RECORDS PROVIDED:
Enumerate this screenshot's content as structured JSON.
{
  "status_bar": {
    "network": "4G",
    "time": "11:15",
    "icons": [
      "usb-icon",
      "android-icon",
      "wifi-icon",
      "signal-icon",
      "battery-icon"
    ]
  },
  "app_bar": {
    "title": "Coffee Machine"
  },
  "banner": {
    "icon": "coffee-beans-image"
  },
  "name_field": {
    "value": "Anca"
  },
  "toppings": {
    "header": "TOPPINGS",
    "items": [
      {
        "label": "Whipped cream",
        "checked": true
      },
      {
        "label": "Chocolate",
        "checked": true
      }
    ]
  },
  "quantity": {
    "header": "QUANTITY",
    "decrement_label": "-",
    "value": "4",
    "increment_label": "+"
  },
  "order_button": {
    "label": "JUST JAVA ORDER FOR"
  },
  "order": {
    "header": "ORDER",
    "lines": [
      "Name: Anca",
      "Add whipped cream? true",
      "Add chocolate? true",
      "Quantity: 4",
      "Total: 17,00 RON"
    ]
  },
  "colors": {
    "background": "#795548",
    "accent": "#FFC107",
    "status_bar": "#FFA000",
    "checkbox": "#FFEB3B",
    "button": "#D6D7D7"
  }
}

EXERCISE GOAL:
Count how many lines contain "true" and give only that count.

OUTPUT OF THE TASK:
4